> Short exercise: Copy word for word the lines of the records starting at the one that contains "51, 46, 64]" and ending at the one that contains "Itemize the components", with both of those lines included.

> Exercise inputs:

:::

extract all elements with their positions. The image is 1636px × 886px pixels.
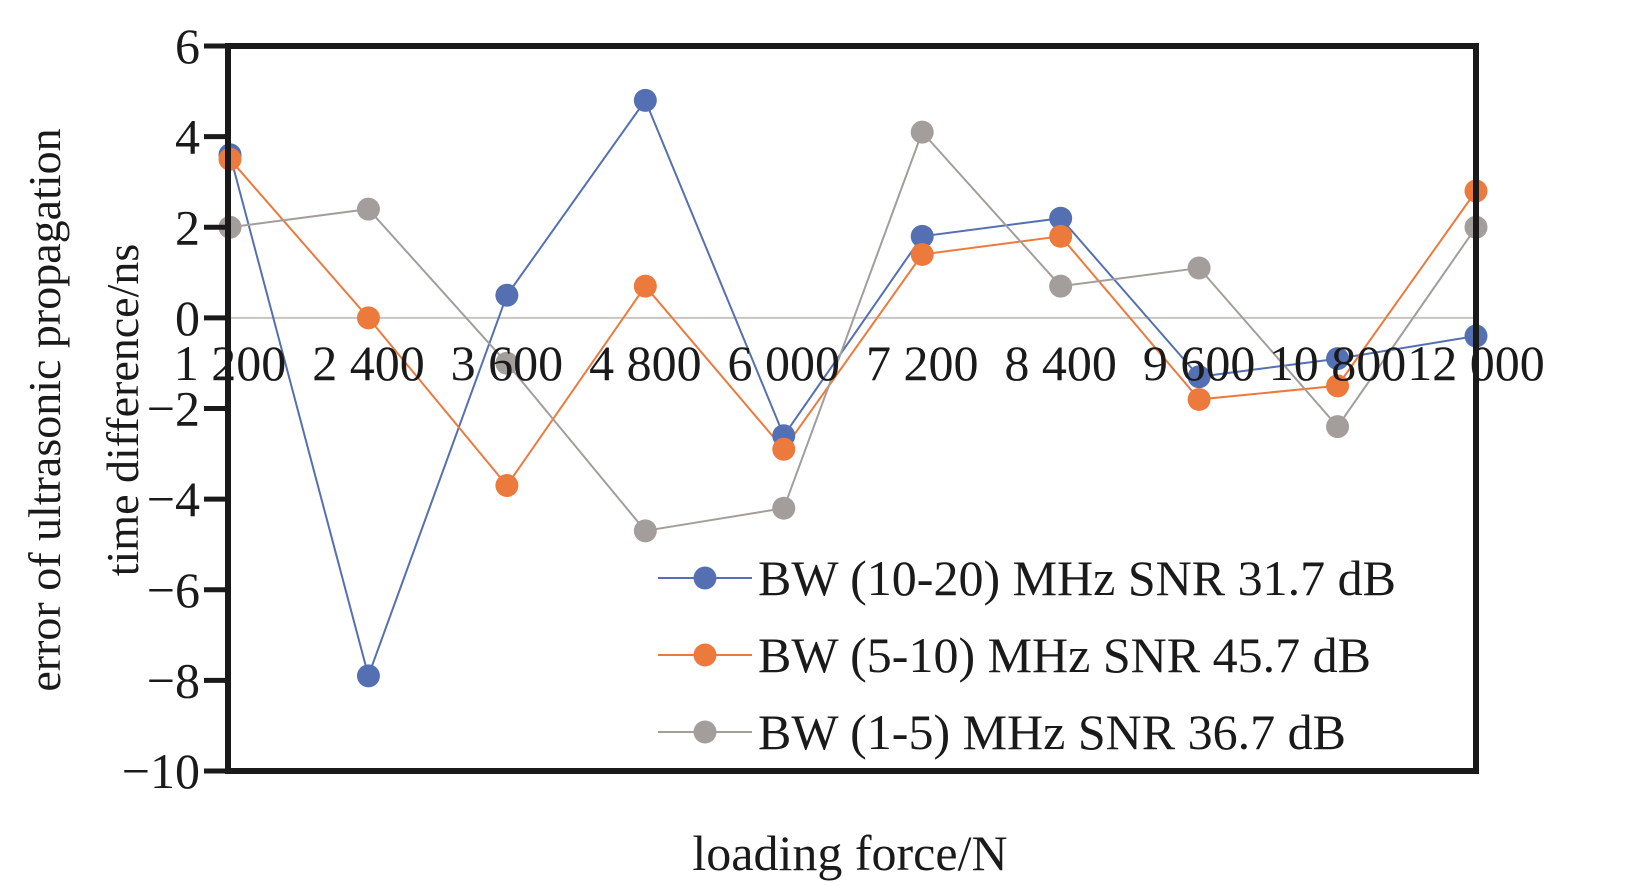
series-line-2	[229, 158, 1477, 488]
series-1-point	[1187, 365, 1211, 389]
y-axis-title: error of ultrasonic propagation time dif…	[19, 128, 148, 691]
legend-entry-1: BW (10-20) MHz SNR 31.7 dB	[658, 550, 1396, 606]
legend-entry-3: BW (1-5) MHz SNR 36.7 dB	[658, 704, 1346, 760]
y-axis-title-line-1: error of ultrasonic propagation	[19, 128, 70, 691]
legend-marker	[693, 720, 717, 744]
series-2-point	[772, 437, 796, 461]
series-2-point	[495, 474, 519, 498]
series-1-point	[910, 224, 934, 248]
series-2-point	[910, 242, 934, 266]
series-layer	[218, 88, 1488, 688]
series-2-point	[356, 306, 380, 330]
x-tick-label: 6 000	[728, 335, 841, 391]
series-3-point	[1049, 274, 1073, 298]
x-tick-label: 7 200	[866, 335, 979, 391]
legend-marker	[693, 566, 717, 590]
y-axis-title-line-2: time difference/ns	[97, 244, 148, 577]
series-1-point	[356, 664, 380, 688]
x-tick-label: 9 600	[1143, 335, 1256, 391]
y-tick-label: −6	[147, 562, 200, 618]
series-3-point	[495, 351, 519, 375]
series-1-point	[495, 283, 519, 307]
x-axis-title: loading force/N	[692, 825, 1007, 881]
series-1-point	[1049, 206, 1073, 230]
y-tick-label: −10	[122, 743, 200, 799]
y-tick-label: 0	[175, 290, 200, 346]
y-tick-label: −2	[147, 381, 200, 437]
legend: BW (10-20) MHz SNR 31.7 dB BW (5-10) MHz …	[658, 550, 1396, 760]
x-tick-labels: 1 200 2 400 3 600 4 800 6 000 7 200 8 400 9 600…	[174, 335, 1545, 391]
series-1-point	[1326, 347, 1350, 371]
series-3-point	[633, 519, 657, 543]
legend-entry-2: BW (5-10) MHz SNR 45.7 dB	[658, 627, 1371, 683]
series-2-point	[1049, 224, 1073, 248]
x-tick-label: 10 800	[1269, 335, 1407, 391]
legend-label: BW (5-10) MHz SNR 45.7 dB	[758, 627, 1371, 683]
series-3-point	[910, 120, 934, 144]
y-tick-marks	[204, 43, 228, 774]
x-tick-label: 4 800	[589, 335, 702, 391]
series-1-point	[633, 88, 657, 112]
series-line-1	[229, 98, 1477, 680]
series-3-point	[1187, 256, 1211, 280]
series-2-point	[1326, 374, 1350, 398]
series-2-point	[633, 274, 657, 298]
x-tick-label: 3 600	[451, 335, 564, 391]
x-tick-label: 2 400	[312, 335, 425, 391]
y-tick-label: 6	[175, 18, 200, 74]
legend-label: BW (10-20) MHz SNR 31.7 dB	[758, 550, 1396, 606]
legend-label: BW (1-5) MHz SNR 36.7 dB	[758, 704, 1346, 760]
series-3-point	[772, 496, 796, 520]
y-tick-label: −4	[147, 471, 200, 527]
series-line-3	[229, 130, 1477, 532]
series-3-point	[1326, 415, 1350, 439]
series-2-point	[1187, 387, 1211, 411]
y-tick-label: 4	[175, 109, 200, 165]
series-3-point	[356, 197, 380, 221]
y-tick-label: −8	[147, 652, 200, 708]
y-tick-labels: −10 −8 −6 −4 −2 0 2 4 6	[122, 18, 200, 799]
x-tick-label: 8 400	[1004, 335, 1117, 391]
y-tick-label: 2	[175, 199, 200, 255]
legend-marker	[693, 643, 717, 667]
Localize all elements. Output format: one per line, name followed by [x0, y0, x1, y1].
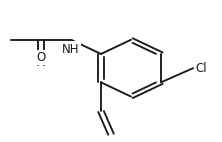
Text: O: O	[36, 51, 46, 64]
Text: Cl: Cl	[195, 62, 207, 75]
Text: NH: NH	[62, 43, 80, 56]
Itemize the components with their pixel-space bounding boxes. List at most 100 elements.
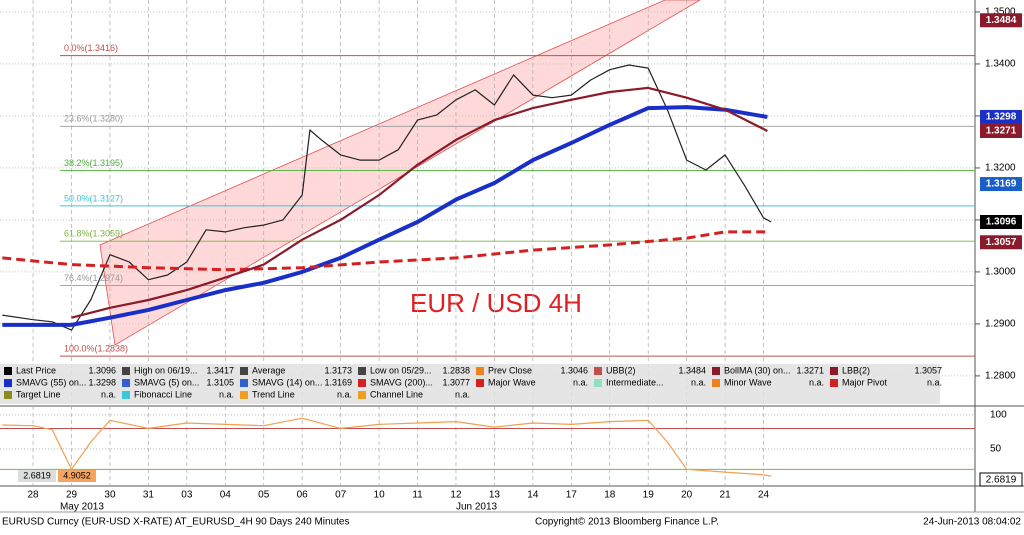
series-line (2, 230, 768, 272)
legend-swatch (594, 367, 602, 375)
x-tick-label: 03 (181, 490, 193, 501)
legend-background (0, 364, 940, 404)
legend-swatch (358, 379, 366, 387)
x-tick-label: 24 (758, 490, 770, 501)
x-tick-label: 21 (720, 490, 732, 501)
x-tick-label: 19 (643, 490, 655, 501)
legend-swatch (476, 379, 484, 387)
fib-label: 61.8%(1.3059) (64, 229, 123, 239)
legend-value: n.a. (337, 389, 352, 399)
legend-swatch (712, 379, 720, 387)
legend-value: n.a. (809, 377, 824, 387)
legend-label: UBB(2) (606, 365, 636, 375)
legend-label: Last Price (16, 365, 56, 375)
x-tick-label: 18 (604, 490, 616, 501)
legend-value: 1.3105 (206, 377, 234, 387)
corner-value-box (18, 470, 56, 482)
legend-swatch (122, 379, 130, 387)
price-tag (980, 235, 1022, 250)
corner-value-box (58, 470, 96, 482)
legend-swatch (122, 367, 130, 375)
legend-value: n.a. (101, 389, 116, 399)
legend-label: Channel Line (370, 389, 423, 399)
legend-label: Minor Wave (724, 377, 772, 387)
legend-swatch (830, 379, 838, 387)
y-tick-label: 1.3000 (985, 267, 1016, 278)
x-tick-label: 04 (220, 490, 232, 501)
x-tick-label: 05 (258, 490, 270, 501)
legend-label: Fibonacci Line (134, 389, 192, 399)
price-tag-label: 1.3298 (986, 112, 1017, 123)
legend-swatch (358, 367, 366, 375)
legend-swatch (4, 367, 12, 375)
price-tag (980, 177, 1022, 192)
legend-label: Target Line (16, 389, 61, 399)
x-tick-label: 30 (104, 490, 116, 501)
x-tick-label: 28 (28, 490, 40, 501)
legend-swatch (240, 379, 248, 387)
x-tick-label: 17 (566, 490, 578, 501)
legend-value: 1.3057 (914, 365, 942, 375)
price-tag-label: 1.3096 (986, 217, 1017, 228)
legend-swatch (240, 391, 248, 399)
price-tag (980, 13, 1022, 28)
price-tag (980, 124, 1022, 139)
series-line (2, 105, 768, 327)
legend-label: Trend Line (252, 389, 295, 399)
legend-label: SMAVG (200)... (370, 377, 433, 387)
x-tick-label: 29 (66, 490, 78, 501)
last-tag: 2.6819 (986, 475, 1017, 486)
price-tag-label: 1.3484 (986, 15, 1017, 26)
legend-label: SMAVG (5) on... (134, 377, 199, 387)
legend-label: Major Pivot (842, 377, 888, 387)
legend-value: 1.3484 (678, 365, 706, 375)
footer-timestamp: 24-Jun-2013 08:04:02 (923, 517, 1021, 528)
y-tick-label: 1.3500 (985, 7, 1016, 18)
price-tag-label: 1.3271 (986, 126, 1017, 137)
fib-label: 23.6%(1.3280) (64, 114, 123, 124)
legend: Last Price 1.3096 High on 06/19... 1.3417 Av… (0, 364, 942, 404)
y-tick-label: 1.3200 (985, 163, 1016, 174)
x-tick-label: 06 (297, 490, 309, 501)
footer-source: EURUSD Curncy (EUR-USD X-RATE) AT_EURUSD… (2, 517, 350, 528)
fib-label: 38.2%(1.3195) (64, 158, 123, 168)
fib-label: 0.0%(1.3416) (64, 43, 118, 53)
legend-label: Low on 05/29... (370, 365, 432, 375)
legend-label: BollMA (30) on... (724, 365, 791, 375)
series-line (71, 86, 768, 319)
legend-value: 1.3077 (442, 377, 470, 387)
legend-swatch (4, 391, 12, 399)
fib-label: 50.0%(1.3127) (64, 193, 123, 203)
legend-value: 1.3096 (88, 365, 116, 375)
lower-y-tick-label: 50 (990, 444, 1002, 455)
price-tag-label: 1.3169 (986, 179, 1017, 190)
x-tick-label: 14 (527, 490, 539, 501)
legend-value: 1.3298 (88, 377, 116, 387)
price-tag (980, 214, 1022, 229)
legend-swatch (4, 379, 12, 387)
footer-copyright: Copyright© 2013 Bloomberg Finance L.P. (535, 517, 719, 528)
legend-swatch (122, 391, 130, 399)
legend-label: SMAVG (55) on... (16, 377, 86, 387)
legend-label: LBB(2) (842, 365, 870, 375)
legend-value: 1.2838 (442, 365, 470, 375)
legend-swatch (240, 367, 248, 375)
legend-value: 1.3173 (324, 365, 352, 375)
lower-y-tick-label: 100 (990, 409, 1007, 420)
legend-label: Average (252, 365, 285, 375)
fib-label: 76.4%(1.2974) (64, 273, 123, 283)
legend-swatch (594, 379, 602, 387)
legend-value: 1.3169 (324, 377, 352, 387)
legend-swatch (358, 391, 366, 399)
price-tag (980, 109, 1022, 124)
last-tag-box (979, 472, 1023, 487)
x-tick-label: 11 (412, 490, 423, 501)
y-tick-label: 1.2800 (985, 371, 1016, 382)
legend-value: 1.3271 (796, 365, 824, 375)
legend-label: Intermediate... (606, 377, 664, 387)
x-tick-label: 12 (450, 490, 462, 501)
corner-value: 4.9052 (63, 470, 91, 480)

:::

> Response to this task:
Text: O: O	[36, 51, 46, 64]
Text: Cl: Cl	[195, 62, 207, 75]
Text: NH: NH	[62, 43, 80, 56]
Itemize the components with their pixel-space bounding boxes. List at most 100 elements.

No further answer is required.